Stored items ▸
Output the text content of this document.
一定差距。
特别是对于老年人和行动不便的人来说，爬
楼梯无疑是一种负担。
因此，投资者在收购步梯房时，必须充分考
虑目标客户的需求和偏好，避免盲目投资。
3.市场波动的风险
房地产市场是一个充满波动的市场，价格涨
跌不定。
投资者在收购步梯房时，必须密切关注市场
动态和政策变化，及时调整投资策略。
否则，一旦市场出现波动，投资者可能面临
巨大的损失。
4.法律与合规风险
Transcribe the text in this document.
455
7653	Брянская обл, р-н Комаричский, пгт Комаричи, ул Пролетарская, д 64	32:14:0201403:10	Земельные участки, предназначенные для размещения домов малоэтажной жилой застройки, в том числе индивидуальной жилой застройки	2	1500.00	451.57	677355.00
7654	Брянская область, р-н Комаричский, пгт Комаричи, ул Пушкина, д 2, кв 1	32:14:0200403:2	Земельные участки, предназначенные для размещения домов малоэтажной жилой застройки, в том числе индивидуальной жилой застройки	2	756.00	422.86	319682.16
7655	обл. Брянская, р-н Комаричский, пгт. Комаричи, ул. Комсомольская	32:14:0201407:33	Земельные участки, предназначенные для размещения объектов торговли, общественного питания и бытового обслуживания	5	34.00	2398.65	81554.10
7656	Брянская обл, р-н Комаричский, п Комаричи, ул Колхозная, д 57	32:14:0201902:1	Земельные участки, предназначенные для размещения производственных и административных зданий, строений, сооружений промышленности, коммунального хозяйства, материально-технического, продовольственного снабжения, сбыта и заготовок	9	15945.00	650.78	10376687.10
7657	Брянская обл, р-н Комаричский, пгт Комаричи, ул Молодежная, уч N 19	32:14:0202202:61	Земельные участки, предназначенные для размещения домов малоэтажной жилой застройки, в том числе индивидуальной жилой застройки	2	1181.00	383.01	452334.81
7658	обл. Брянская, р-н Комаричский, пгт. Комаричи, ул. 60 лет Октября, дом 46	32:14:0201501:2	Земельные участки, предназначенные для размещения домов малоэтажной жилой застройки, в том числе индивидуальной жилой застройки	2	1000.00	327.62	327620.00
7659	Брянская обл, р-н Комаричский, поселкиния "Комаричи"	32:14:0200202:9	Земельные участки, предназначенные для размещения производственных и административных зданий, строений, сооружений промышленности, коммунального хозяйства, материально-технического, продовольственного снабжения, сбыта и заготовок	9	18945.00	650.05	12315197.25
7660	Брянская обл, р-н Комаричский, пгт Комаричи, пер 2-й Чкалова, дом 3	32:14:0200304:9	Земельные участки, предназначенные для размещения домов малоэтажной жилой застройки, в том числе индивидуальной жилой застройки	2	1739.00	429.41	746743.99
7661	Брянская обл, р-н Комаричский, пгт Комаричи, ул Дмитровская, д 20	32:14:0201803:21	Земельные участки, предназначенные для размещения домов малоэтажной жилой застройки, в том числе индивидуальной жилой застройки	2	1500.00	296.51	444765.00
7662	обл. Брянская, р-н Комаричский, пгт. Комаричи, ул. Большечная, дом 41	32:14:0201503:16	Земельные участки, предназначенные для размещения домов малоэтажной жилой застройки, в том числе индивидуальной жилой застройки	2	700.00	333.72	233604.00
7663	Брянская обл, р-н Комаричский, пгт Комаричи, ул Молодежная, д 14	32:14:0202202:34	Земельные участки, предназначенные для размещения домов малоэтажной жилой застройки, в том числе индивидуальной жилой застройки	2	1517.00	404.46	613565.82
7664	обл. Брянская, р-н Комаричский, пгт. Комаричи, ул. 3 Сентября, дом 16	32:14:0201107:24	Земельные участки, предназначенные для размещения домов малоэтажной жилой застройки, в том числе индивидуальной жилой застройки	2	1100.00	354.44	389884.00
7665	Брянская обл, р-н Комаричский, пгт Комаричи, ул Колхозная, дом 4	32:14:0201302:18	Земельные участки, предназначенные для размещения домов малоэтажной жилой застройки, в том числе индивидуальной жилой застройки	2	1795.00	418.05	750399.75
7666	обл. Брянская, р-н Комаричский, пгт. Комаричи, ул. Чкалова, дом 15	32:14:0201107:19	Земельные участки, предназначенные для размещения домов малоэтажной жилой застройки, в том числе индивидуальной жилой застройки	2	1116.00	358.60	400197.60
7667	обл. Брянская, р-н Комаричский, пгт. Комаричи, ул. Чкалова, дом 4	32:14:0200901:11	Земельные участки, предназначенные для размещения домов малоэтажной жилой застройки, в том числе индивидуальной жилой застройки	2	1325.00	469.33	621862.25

What you have to do ▸ Each record above should be returned exactly as it appears.

Correct response ▸
Output the text content of this document.
一定差距。
特别是对于老年人和行动不便的人来说，爬
楼梯无疑是一种负担。
因此，投资者在收购步梯房时，必须充分考
虑目标客户的需求和偏好，避免盲目投资。
3.市场波动的风险
房地产市场是一个充满波动的市场，价格涨
跌不定。
投资者在收购步梯房时，必须密切关注市场
动态和政策变化，及时调整投资策略。
否则，一旦市场出现波动，投资者可能面临
巨大的损失。
4.法律与合规风险
Transcribe the text in this document.
455
7653	Брянская обл, р-н Комаричский, пгт Комаричи, ул Пролетарская, д 64	32:14:0201403:10	Земельные участки, предназначенные для размещения домов малоэтажной жилой застройки, в том числе индивидуальной жилой застройки	2	1500.00	451.57	677355.00
7654	Брянская область, р-н Комаричский, пгт Комаричи, ул Пушкина, д 2, кв 1	32:14:0200403:2	Земельные участки, предназначенные для размещения домов малоэтажной жилой застройки, в том числе индивидуальной жилой застройки	2	756.00	422.86	319682.16
7655	обл. Брянская, р-н Комаричский, пгт. Комаричи, ул. Комсомольская	32:14:0201407:33	Земельные участки, предназначенные для размещения объектов торговли, общественного питания и бытового обслуживания	5	34.00	2398.65	81554.10
7656	Брянская обл, р-н Комаричский, п Комаричи, ул Колхозная, д 57	32:14:0201902:1	Земельные участки, предназначенные для размещения производственных и административных зданий, строений, сооружений промышленности, коммунального хозяйства, материально-технического, продовольственного снабжения, сбыта и заготовок	9	15945.00	650.78	10376687.10
7657	Брянская обл, р-н Комаричский, пгт Комаричи, ул Молодежная, уч N 19	32:14:0202202:61	Земельные участки, предназначенные для размещения домов малоэтажной жилой застройки, в том числе индивидуальной жилой застройки	2	1181.00	383.01	452334.81
7658	обл. Брянская, р-н Комаричский, пгт. Комаричи, ул. 60 лет Октября, дом 46	32:14:0201501:2	Земельные участки, предназначенные для размещения домов малоэтажной жилой застройки, в том числе индивидуальной жилой застройки	2	1000.00	327.62	327620.00
7659	Брянская обл, р-н Комаричский, поселкиния "Комаричи"	32:14:0200202:9	Земельные участки, предназначенные для размещения производственных и административных зданий, строений, сооружений промышленности, коммунального хозяйства, материально-технического, продовольственного снабжения, сбыта и заготовок	9	18945.00	650.05	12315197.25
7660	Брянская обл, р-н Комаричский, пгт Комаричи, пер 2-й Чкалова, дом 3	32:14:0200304:9	Земельные участки, предназначенные для размещения домов малоэтажной жилой застройки, в том числе индивидуальной жилой застройки	2	1739.00	429.41	746743.99
7661	Брянская обл, р-н Комаричский, пгт Комаричи, ул Дмитровская, д 20	32:14:0201803:21	Земельные участки, предназначенные для размещения домов малоэтажной жилой застройки, в том числе индивидуальной жилой застройки	2	1500.00	296.51	444765.00
7662	обл. Брянская, р-н Комаричский, пгт. Комаричи, ул. Большечная, дом 41	32:14:0201503:16	Земельные участки, предназначенные для размещения домов малоэтажной жилой застройки, в том числе индивидуальной жилой застройки	2	700.00	333.72	233604.00
7663	Брянская обл, р-н Комаричский, пгт Комаричи, ул Молодежная, д 14	32:14:0202202:34	Земельные участки, предназначенные для размещения домов малоэтажной жилой застройки, в том числе индивидуальной жилой застройки	2	1517.00	404.46	613565.82
7664	обл. Брянская, р-н Комаричский, пгт. Комаричи, ул. 3 Сентября, дом 16	32:14:0201107:24	Земельные участки, предназначенные для размещения домов малоэтажной жилой застройки, в том числе индивидуальной жилой застройки	2	1100.00	354.44	389884.00
7665	Брянская обл, р-н Комаричский, пгт Комаричи, ул Колхозная, дом 4	32:14:0201302:18	Земельные участки, предназначенные для размещения домов малоэтажной жилой застройки, в том числе индивидуальной жилой застройки	2	1795.00	418.05	750399.75
7666	обл. Брянская, р-н Комаричский, пгт. Комаричи, ул. Чкалова, дом 15	32:14:0201107:19	Земельные участки, предназначенные для размещения домов малоэтажной жилой застройки, в том числе индивидуальной жилой застройки	2	1116.00	358.60	400197.60
7667	обл. Брянская, р-н Комаричский, пгт. Комаричи, ул. Чкалова, дом 4	32:14:0200901:11	Земельные участки, предназначенные для размещения домов малоэтажной жилой застройки, в том числе индивидуальной жилой застройки	2	1325.00	469.33	621862.25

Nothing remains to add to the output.